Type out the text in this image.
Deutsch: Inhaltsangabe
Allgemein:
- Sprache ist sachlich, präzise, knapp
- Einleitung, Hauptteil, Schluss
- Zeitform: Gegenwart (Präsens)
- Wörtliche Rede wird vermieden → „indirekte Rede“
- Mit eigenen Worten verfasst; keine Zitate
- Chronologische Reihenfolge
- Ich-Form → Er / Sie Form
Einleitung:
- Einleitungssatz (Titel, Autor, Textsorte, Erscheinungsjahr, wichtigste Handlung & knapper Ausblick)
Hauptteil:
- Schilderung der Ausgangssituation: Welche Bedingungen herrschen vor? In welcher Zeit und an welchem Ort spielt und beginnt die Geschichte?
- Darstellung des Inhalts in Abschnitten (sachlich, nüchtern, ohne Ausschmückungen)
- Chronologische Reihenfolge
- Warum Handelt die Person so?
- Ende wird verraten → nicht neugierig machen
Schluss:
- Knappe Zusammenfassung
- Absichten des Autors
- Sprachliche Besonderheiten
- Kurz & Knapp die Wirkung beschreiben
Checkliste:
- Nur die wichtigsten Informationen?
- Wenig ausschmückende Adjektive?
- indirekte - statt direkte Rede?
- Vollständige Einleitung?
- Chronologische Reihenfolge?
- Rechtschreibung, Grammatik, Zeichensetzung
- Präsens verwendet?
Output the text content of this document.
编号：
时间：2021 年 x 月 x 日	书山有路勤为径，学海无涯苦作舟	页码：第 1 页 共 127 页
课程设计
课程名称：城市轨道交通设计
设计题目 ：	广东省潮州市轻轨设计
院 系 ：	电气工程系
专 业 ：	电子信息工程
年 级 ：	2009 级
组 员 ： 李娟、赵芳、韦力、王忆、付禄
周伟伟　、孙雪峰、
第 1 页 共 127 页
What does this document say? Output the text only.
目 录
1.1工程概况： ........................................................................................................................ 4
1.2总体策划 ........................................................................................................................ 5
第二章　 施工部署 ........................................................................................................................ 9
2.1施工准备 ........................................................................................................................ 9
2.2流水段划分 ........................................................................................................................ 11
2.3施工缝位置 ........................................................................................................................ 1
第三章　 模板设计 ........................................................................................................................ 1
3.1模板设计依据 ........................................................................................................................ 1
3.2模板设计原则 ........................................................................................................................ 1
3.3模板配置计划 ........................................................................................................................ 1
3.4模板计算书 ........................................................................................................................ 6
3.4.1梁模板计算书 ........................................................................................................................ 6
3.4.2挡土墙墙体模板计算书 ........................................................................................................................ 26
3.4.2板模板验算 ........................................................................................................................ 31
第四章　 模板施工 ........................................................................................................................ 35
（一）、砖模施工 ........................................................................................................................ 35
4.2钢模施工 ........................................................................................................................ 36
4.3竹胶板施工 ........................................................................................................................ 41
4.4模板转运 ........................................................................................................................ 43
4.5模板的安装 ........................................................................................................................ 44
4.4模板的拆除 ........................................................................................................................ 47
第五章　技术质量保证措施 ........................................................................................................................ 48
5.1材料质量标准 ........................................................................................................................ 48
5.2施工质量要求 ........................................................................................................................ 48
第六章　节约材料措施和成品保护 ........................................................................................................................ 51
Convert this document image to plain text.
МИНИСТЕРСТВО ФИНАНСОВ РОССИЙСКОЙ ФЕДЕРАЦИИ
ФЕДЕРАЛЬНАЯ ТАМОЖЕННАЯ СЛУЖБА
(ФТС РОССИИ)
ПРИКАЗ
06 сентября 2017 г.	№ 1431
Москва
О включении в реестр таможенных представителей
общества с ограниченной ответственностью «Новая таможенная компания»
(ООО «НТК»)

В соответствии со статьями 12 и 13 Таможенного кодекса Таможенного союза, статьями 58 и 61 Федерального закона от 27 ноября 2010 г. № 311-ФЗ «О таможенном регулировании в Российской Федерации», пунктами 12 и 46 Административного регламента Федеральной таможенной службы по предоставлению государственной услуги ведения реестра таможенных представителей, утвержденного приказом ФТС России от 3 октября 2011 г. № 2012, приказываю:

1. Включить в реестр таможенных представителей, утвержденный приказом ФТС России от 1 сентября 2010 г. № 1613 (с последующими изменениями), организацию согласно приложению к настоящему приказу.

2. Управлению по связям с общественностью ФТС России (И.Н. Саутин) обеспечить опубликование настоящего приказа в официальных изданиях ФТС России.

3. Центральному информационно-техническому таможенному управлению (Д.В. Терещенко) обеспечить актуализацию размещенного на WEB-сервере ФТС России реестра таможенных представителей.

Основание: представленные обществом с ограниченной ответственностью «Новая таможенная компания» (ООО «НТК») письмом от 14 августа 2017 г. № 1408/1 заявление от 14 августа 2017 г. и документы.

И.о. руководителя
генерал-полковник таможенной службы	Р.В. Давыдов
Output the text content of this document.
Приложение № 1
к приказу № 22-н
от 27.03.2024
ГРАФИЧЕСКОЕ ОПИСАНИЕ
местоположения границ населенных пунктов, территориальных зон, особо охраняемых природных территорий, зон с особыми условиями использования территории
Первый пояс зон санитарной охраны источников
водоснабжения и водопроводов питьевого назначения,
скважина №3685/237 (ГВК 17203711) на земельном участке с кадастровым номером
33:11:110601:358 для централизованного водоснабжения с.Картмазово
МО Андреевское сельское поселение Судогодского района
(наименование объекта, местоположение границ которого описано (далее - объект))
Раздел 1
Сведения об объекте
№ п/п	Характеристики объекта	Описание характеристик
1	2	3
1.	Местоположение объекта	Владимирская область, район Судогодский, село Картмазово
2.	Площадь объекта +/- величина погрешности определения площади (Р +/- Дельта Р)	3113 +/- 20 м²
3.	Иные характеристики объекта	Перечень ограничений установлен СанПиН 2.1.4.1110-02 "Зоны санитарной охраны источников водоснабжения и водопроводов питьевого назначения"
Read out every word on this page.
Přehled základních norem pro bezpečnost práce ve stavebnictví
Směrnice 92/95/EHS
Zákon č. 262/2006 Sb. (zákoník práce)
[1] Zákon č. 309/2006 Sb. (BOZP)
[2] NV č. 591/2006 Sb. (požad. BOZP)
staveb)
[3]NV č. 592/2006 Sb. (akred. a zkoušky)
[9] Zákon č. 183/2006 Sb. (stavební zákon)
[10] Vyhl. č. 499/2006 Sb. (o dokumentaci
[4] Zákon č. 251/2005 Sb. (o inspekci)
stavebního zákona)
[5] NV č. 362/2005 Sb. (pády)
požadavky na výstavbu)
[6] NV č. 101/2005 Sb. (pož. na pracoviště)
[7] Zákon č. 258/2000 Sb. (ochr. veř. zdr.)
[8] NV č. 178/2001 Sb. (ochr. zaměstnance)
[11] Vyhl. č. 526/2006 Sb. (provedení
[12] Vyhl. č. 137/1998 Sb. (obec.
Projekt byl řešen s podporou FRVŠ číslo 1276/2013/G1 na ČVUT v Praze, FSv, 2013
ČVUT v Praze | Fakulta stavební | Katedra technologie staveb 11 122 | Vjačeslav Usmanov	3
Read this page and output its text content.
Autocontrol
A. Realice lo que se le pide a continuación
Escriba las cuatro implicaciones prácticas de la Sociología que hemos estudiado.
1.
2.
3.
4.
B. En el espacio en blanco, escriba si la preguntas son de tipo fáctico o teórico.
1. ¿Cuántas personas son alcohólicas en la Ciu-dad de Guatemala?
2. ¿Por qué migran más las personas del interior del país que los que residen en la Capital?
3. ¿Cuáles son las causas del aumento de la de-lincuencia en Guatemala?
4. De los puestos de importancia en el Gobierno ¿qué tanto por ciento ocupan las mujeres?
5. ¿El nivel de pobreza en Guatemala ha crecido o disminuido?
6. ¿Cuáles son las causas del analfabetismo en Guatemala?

Task description -
Transcribe every entry exactly, omitting nothing.

Worked answer -
Type out the text in this image.
Deutsch: Inhaltsangabe
Allgemein:
- Sprache ist sachlich, präzise, knapp
- Einleitung, Hauptteil, Schluss
- Zeitform: Gegenwart (Präsens)
- Wörtliche Rede wird vermieden → „indirekte Rede“
- Mit eigenen Worten verfasst; keine Zitate
- Chronologische Reihenfolge
- Ich-Form → Er / Sie Form
Einleitung:
- Einleitungssatz (Titel, Autor, Textsorte, Erscheinungsjahr, wichtigste Handlung & knapper Ausblick)
Hauptteil:
- Schilderung der Ausgangssituation: Welche Bedingungen herrschen vor? In welcher Zeit und an welchem Ort spielt und beginnt die Geschichte?
- Darstellung des Inhalts in Abschnitten (sachlich, nüchtern, ohne Ausschmückungen)
- Chronologische Reihenfolge
- Warum Handelt die Person so?
- Ende wird verraten → nicht neugierig machen
Schluss:
- Knappe Zusammenfassung
- Absichten des Autors
- Sprachliche Besonderheiten
- Kurz & Knapp die Wirkung beschreiben
Checkliste:
- Nur die wichtigsten Informationen?
- Wenig ausschmückende Adjektive?
- indirekte - statt direkte Rede?
- Vollständige Einleitung?
- Chronologische Reihenfolge?
- Rechtschreibung, Grammatik, Zeichensetzung
- Präsens verwendet?
Output the text content of this document.
编号：
时间：2021 年 x 月 x 日	书山有路勤为径，学海无涯苦作舟	页码：第 1 页 共 127 页
课程设计
课程名称：城市轨道交通设计
设计题目 ：	广东省潮州市轻轨设计
院 系 ：	电气工程系
专 业 ：	电子信息工程
年 级 ：	2009 级
组 员 ： 李娟、赵芳、韦力、王忆、付禄
周伟伟　、孙雪峰、
第 1 页 共 127 页
What does this document say? Output the text only.
目 录
1.1工程概况： ........................................................................................................................ 4
1.2总体策划 ........................................................................................................................ 5
第二章　 施工部署 ........................................................................................................................ 9
2.1施工准备 ........................................................................................................................ 9
2.2流水段划分 ........................................................................................................................ 11
2.3施工缝位置 ........................................................................................................................ 1
第三章　 模板设计 ........................................................................................................................ 1
3.1模板设计依据 ........................................................................................................................ 1
3.2模板设计原则 ........................................................................................................................ 1
3.3模板配置计划 ........................................................................................................................ 1
3.4模板计算书 ........................................................................................................................ 6
3.4.1梁模板计算书 ........................................................................................................................ 6
3.4.2挡土墙墙体模板计算书 ........................................................................................................................ 26
3.4.2板模板验算 ........................................................................................................................ 31
第四章　 模板施工 ........................................................................................................................ 35
（一）、砖模施工 ........................................................................................................................ 35
4.2钢模施工 ........................................................................................................................ 36
4.3竹胶板施工 ........................................................................................................................ 41
4.4模板转运 ........................................................................................................................ 43
4.5模板的安装 ........................................................................................................................ 44
4.4模板的拆除 ........................................................................................................................ 47
第五章　技术质量保证措施 ........................................................................................................................ 48
5.1材料质量标准 ........................................................................................................................ 48
5.2施工质量要求 ........................................................................................................................ 48
第六章　节约材料措施和成品保护 ........................................................................................................................ 51
Convert this document image to plain text.
МИНИСТЕРСТВО ФИНАНСОВ РОССИЙСКОЙ ФЕДЕРАЦИИ
ФЕДЕРАЛЬНАЯ ТАМОЖЕННАЯ СЛУЖБА
(ФТС РОССИИ)
ПРИКАЗ
06 сентября 2017 г.	№ 1431
Москва
О включении в реестр таможенных представителей
общества с ограниченной ответственностью «Новая таможенная компания»
(ООО «НТК»)

В соответствии со статьями 12 и 13 Таможенного кодекса Таможенного союза, статьями 58 и 61 Федерального закона от 27 ноября 2010 г. № 311-ФЗ «О таможенном регулировании в Российской Федерации», пунктами 12 и 46 Административного регламента Федеральной таможенной службы по предоставлению государственной услуги ведения реестра таможенных представителей, утвержденного приказом ФТС России от 3 октября 2011 г. № 2012, приказываю:

1. Включить в реестр таможенных представителей, утвержденный приказом ФТС России от 1 сентября 2010 г. № 1613 (с последующими изменениями), организацию согласно приложению к настоящему приказу.

2. Управлению по связям с общественностью ФТС России (И.Н. Саутин) обеспечить опубликование настоящего приказа в официальных изданиях ФТС России.

3. Центральному информационно-техническому таможенному управлению (Д.В. Терещенко) обеспечить актуализацию размещенного на WEB-сервере ФТС России реестра таможенных представителей.

Основание: представленные обществом с ограниченной ответственностью «Новая таможенная компания» (ООО «НТК») письмом от 14 августа 2017 г. № 1408/1 заявление от 14 августа 2017 г. и документы.

И.о. руководителя
генерал-полковник таможенной службы	Р.В. Давыдов
Output the text content of this document.
Приложение № 1
к приказу № 22-н
от 27.03.2024
ГРАФИЧЕСКОЕ ОПИСАНИЕ
местоположения границ населенных пунктов, территориальных зон, особо охраняемых природных территорий, зон с особыми условиями использования территории
Первый пояс зон санитарной охраны источников
водоснабжения и водопроводов питьевого назначения,
скважина №3685/237 (ГВК 17203711) на земельном участке с кадастровым номером
33:11:110601:358 для централизованного водоснабжения с.Картмазово
МО Андреевское сельское поселение Судогодского района
(наименование объекта, местоположение границ которого описано (далее - объект))
Раздел 1
Сведения об объекте
№ п/п	Характеристики объекта	Описание характеристик
1	2	3
1.	Местоположение объекта	Владимирская область, район Судогодский, село Картмазово
2.	Площадь объекта +/- величина погрешности определения площади (Р +/- Дельта Р)	3113 +/- 20 м²
3.	Иные характеристики объекта	Перечень ограничений установлен СанПиН 2.1.4.1110-02 "Зоны санитарной охраны источников водоснабжения и водопроводов питьевого назначения"
Read out every word on this page.
Přehled základních norem pro bezpečnost práce ve stavebnictví
Směrnice 92/95/EHS
Zákon č. 262/2006 Sb. (zákoník práce)
[1] Zákon č. 309/2006 Sb. (BOZP)
[2] NV č. 591/2006 Sb. (požad. BOZP)
staveb)
[3]NV č. 592/2006 Sb. (akred. a zkoušky)
[9] Zákon č. 183/2006 Sb. (stavební zákon)
[10] Vyhl. č. 499/2006 Sb. (o dokumentaci
[4] Zákon č. 251/2005 Sb. (o inspekci)
stavebního zákona)
[5] NV č. 362/2005 Sb. (pády)
požadavky na výstavbu)
[6] NV č. 101/2005 Sb. (pož. na pracoviště)
[7] Zákon č. 258/2000 Sb. (ochr. veř. zdr.)
[8] NV č. 178/2001 Sb. (ochr. zaměstnance)
[11] Vyhl. č. 526/2006 Sb. (provedení
[12] Vyhl. č. 137/1998 Sb. (obec.
Projekt byl řešen s podporou FRVŠ číslo 1276/2013/G1 na ČVUT v Praze, FSv, 2013
ČVUT v Praze | Fakulta stavební | Katedra technologie staveb 11 122 | Vjačeslav Usmanov	3
Read this page and output its text content.
Autocontrol
A. Realice lo que se le pide a continuación
Escriba las cuatro implicaciones prácticas de la Sociología que hemos estudiado.
1.
2.
3.
4.
B. En el espacio en blanco, escriba si la preguntas son de tipo fáctico o teórico.
1. ¿Cuántas personas son alcohólicas en la Ciu-dad de Guatemala?
2. ¿Por qué migran más las personas del interior del país que los que residen en la Capital?
3. ¿Cuáles son las causas del aumento de la de-lincuencia en Guatemala?
4. De los puestos de importancia en el Gobierno ¿qué tanto por ciento ocupan las mujeres?
5. ¿El nivel de pobreza en Guatemala ha crecido o disminuido?
6. ¿Cuáles son las causas del analfabetismo en Guatemala?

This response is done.